▶ _RECORDS FOR THE TASK_
☆ ☆ ☆ ☆

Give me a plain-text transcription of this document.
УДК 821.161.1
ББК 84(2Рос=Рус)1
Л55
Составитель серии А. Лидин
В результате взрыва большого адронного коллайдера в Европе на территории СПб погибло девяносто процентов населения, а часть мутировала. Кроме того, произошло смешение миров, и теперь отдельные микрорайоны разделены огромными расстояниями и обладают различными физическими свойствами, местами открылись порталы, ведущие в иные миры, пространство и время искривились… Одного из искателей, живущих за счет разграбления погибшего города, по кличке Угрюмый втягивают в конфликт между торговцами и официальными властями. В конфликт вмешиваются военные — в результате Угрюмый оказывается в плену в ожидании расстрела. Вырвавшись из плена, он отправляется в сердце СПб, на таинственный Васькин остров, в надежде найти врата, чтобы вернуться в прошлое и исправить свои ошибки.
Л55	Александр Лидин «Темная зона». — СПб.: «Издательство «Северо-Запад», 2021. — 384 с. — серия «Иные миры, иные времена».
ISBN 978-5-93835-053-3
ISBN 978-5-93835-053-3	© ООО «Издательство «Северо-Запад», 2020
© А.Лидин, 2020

☆ ☆ ☆ ☆

▶ _GIVEN EXERCISE_
All of the entries must be written out exactly as they stand.

▶ _EXERCISE ANSWER_
Give me a plain-text transcription of this document.
УДК 821.161.1
ББК 84(2Рос=Рус)1
Л55
Составитель серии А. Лидин
В результате взрыва большого адронного коллайдера в Европе на территории СПб погибло девяносто процентов населения, а часть мутировала. Кроме того, произошло смешение миров, и теперь отдельные микрорайоны разделены огромными расстояниями и обладают различными физическими свойствами, местами открылись порталы, ведущие в иные миры, пространство и время искривились… Одного из искателей, живущих за счет разграбления погибшего города, по кличке Угрюмый втягивают в конфликт между торговцами и официальными властями. В конфликт вмешиваются военные — в результате Угрюмый оказывается в плену в ожидании расстрела. Вырвавшись из плена, он отправляется в сердце СПб, на таинственный Васькин остров, в надежде найти врата, чтобы вернуться в прошлое и исправить свои ошибки.
Л55	Александр Лидин «Темная зона». — СПб.: «Издательство «Северо-Запад», 2021. — 384 с. — серия «Иные миры, иные времена».
ISBN 978-5-93835-053-3
ISBN 978-5-93835-053-3	© ООО «Издательство «Северо-Запад», 2020
© А.Лидин, 2020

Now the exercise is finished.